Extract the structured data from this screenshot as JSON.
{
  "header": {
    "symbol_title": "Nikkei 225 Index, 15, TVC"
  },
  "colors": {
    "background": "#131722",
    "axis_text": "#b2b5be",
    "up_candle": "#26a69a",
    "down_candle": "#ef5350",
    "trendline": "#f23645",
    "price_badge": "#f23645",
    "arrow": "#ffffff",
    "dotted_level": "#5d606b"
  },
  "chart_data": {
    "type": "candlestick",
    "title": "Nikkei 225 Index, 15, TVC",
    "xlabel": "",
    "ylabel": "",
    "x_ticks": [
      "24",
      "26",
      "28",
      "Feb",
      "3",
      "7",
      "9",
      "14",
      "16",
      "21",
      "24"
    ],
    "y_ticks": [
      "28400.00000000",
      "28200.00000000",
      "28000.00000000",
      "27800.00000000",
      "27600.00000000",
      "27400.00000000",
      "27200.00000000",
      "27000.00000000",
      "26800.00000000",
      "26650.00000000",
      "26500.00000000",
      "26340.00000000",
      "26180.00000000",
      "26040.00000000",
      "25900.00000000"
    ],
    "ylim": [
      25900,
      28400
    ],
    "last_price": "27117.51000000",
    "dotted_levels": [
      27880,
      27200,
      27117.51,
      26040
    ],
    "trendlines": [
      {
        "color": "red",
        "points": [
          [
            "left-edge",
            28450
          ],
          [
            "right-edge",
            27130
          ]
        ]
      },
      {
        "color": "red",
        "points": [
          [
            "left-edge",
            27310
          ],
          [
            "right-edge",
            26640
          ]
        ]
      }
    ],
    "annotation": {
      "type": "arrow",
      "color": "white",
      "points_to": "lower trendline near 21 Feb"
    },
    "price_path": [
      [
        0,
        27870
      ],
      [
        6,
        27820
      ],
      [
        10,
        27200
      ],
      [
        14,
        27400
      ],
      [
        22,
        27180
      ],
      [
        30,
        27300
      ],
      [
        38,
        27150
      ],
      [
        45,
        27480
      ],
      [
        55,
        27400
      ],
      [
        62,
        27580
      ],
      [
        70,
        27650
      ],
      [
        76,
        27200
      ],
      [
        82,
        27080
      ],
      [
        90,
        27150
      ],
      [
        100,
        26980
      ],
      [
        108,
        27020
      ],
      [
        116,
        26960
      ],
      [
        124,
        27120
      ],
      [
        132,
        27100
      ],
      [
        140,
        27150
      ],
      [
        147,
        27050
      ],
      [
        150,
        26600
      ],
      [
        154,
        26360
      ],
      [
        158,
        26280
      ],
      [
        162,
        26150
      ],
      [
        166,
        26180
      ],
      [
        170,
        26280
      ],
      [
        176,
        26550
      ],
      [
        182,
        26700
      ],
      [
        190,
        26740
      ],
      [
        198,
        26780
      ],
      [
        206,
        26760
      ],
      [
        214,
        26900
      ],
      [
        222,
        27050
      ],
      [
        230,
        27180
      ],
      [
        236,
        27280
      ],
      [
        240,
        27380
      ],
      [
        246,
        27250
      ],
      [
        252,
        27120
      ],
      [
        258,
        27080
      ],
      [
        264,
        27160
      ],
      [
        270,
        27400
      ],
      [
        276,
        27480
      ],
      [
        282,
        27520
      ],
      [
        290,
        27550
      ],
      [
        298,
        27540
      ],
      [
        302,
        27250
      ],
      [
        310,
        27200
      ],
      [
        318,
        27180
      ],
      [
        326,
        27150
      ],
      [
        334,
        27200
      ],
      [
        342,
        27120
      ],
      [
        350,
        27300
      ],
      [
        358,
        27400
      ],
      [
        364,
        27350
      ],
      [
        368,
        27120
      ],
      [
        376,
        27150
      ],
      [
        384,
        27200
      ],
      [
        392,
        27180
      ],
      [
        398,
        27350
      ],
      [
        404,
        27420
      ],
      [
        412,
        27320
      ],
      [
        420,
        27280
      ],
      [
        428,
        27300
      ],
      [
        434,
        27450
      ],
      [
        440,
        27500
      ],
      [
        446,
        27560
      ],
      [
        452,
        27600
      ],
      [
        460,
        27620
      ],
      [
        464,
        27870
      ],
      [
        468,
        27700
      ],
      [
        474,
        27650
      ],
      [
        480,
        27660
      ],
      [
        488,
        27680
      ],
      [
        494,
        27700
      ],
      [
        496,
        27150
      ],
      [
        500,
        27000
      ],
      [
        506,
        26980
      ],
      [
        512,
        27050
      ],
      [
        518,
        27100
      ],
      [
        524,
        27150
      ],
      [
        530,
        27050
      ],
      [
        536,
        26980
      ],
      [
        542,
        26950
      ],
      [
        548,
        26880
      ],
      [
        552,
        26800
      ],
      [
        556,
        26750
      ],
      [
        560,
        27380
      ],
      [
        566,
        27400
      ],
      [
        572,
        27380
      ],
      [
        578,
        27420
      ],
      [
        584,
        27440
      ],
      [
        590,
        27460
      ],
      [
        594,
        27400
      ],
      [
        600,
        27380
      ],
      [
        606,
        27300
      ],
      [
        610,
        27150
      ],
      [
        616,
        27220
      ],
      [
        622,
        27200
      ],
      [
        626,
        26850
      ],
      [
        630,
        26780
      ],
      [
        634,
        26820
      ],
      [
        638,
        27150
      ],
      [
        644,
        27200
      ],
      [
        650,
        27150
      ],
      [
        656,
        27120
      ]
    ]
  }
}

Exercise: Each line must be given again exactly as written above.

Task answer:
Extract the structured data from this screenshot as JSON.
{
  "header": {
    "symbol_title": "Nikkei 225 Index, 15, TVC"
  },
  "colors": {
    "background": "#131722",
    "axis_text": "#b2b5be",
    "up_candle": "#26a69a",
    "down_candle": "#ef5350",
    "trendline": "#f23645",
    "price_badge": "#f23645",
    "arrow": "#ffffff",
    "dotted_level": "#5d606b"
  },
  "chart_data": {
    "type": "candlestick",
    "title": "Nikkei 225 Index, 15, TVC",
    "xlabel": "",
    "ylabel": "",
    "x_ticks": [
      "24",
      "26",
      "28",
      "Feb",
      "3",
      "7",
      "9",
      "14",
      "16",
      "21",
      "24"
    ],
    "y_ticks": [
      "28400.00000000",
      "28200.00000000",
      "28000.00000000",
      "27800.00000000",
      "27600.00000000",
      "27400.00000000",
      "27200.00000000",
      "27000.00000000",
      "26800.00000000",
      "26650.00000000",
      "26500.00000000",
      "26340.00000000",
      "26180.00000000",
      "26040.00000000",
      "25900.00000000"
    ],
    "ylim": [
      25900,
      28400
    ],
    "last_price": "27117.51000000",
    "dotted_levels": [
      27880,
      27200,
      27117.51,
      26040
    ],
    "trendlines": [
      {
        "color": "red",
        "points": [
          [
            "left-edge",
            28450
          ],
          [
            "right-edge",
            27130
          ]
        ]
      },
      {
        "color": "red",
        "points": [
          [
            "left-edge",
            27310
          ],
          [
            "right-edge",
            26640
          ]
        ]
      }
    ],
    "annotation": {
      "type": "arrow",
      "color": "white",
      "points_to": "lower trendline near 21 Feb"
    },
    "price_path": [
      [
        0,
        27870
      ],
      [
        6,
        27820
      ],
      [
        10,
        27200
      ],
      [
        14,
        27400
      ],
      [
        22,
        27180
      ],
      [
        30,
        27300
      ],
      [
        38,
        27150
      ],
      [
        45,
        27480
      ],
      [
        55,
        27400
      ],
      [
        62,
        27580
      ],
      [
        70,
        27650
      ],
      [
        76,
        27200
      ],
      [
        82,
        27080
      ],
      [
        90,
        27150
      ],
      [
        100,
        26980
      ],
      [
        108,
        27020
      ],
      [
        116,
        26960
      ],
      [
        124,
        27120
      ],
      [
        132,
        27100
      ],
      [
        140,
        27150
      ],
      [
        147,
        27050
      ],
      [
        150,
        26600
      ],
      [
        154,
        26360
      ],
      [
        158,
        26280
      ],
      [
        162,
        26150
      ],
      [
        166,
        26180
      ],
      [
        170,
        26280
      ],
      [
        176,
        26550
      ],
      [
        182,
        26700
      ],
      [
        190,
        26740
      ],
      [
        198,
        26780
      ],
      [
        206,
        26760
      ],
      [
        214,
        26900
      ],
      [
        222,
        27050
      ],
      [
        230,
        27180
      ],
      [
        236,
        27280
      ],
      [
        240,
        27380
      ],
      [
        246,
        27250
      ],
      [
        252,
        27120
      ],
      [
        258,
        27080
      ],
      [
        264,
        27160
      ],
      [
        270,
        27400
      ],
      [
        276,
        27480
      ],
      [
        282,
        27520
      ],
      [
        290,
        27550
      ],
      [
        298,
        27540
      ],
      [
        302,
        27250
      ],
      [
        310,
        27200
      ],
      [
        318,
        27180
      ],
      [
        326,
        27150
      ],
      [
        334,
        27200
      ],
      [
        342,
        27120
      ],
      [
        350,
        27300
      ],
      [
        358,
        27400
      ],
      [
        364,
        27350
      ],
      [
        368,
        27120
      ],
      [
        376,
        27150
      ],
      [
        384,
        27200
      ],
      [
        392,
        27180
      ],
      [
        398,
        27350
      ],
      [
        404,
        27420
      ],
      [
        412,
        27320
      ],
      [
        420,
        27280
      ],
      [
        428,
        27300
      ],
      [
        434,
        27450
      ],
      [
        440,
        27500
      ],
      [
        446,
        27560
      ],
      [
        452,
        27600
      ],
      [
        460,
        27620
      ],
      [
        464,
        27870
      ],
      [
        468,
        27700
      ],
      [
        474,
        27650
      ],
      [
        480,
        27660
      ],
      [
        488,
        27680
      ],
      [
        494,
        27700
      ],
      [
        496,
        27150
      ],
      [
        500,
        27000
      ],
      [
        506,
        26980
      ],
      [
        512,
        27050
      ],
      [
        518,
        27100
      ],
      [
        524,
        27150
      ],
      [
        530,
        27050
      ],
      [
        536,
        26980
      ],
      [
        542,
        26950
      ],
      [
        548,
        26880
      ],
      [
        552,
        26800
      ],
      [
        556,
        26750
      ],
      [
        560,
        27380
      ],
      [
        566,
        27400
      ],
      [
        572,
        27380
      ],
      [
        578,
        27420
      ],
      [
        584,
        27440
      ],
      [
        590,
        27460
      ],
      [
        594,
        27400
      ],
      [
        600,
        27380
      ],
      [
        606,
        27300
      ],
      [
        610,
        27150
      ],
      [
        616,
        27220
      ],
      [
        622,
        27200
      ],
      [
        626,
        26850
      ],
      [
        630,
        26780
      ],
      [
        634,
        26820
      ],
      [
        638,
        27150
      ],
      [
        644,
        27200
      ],
      [
        650,
        27150
      ],
      [
        656,
        27120
      ]
    ]
  }
}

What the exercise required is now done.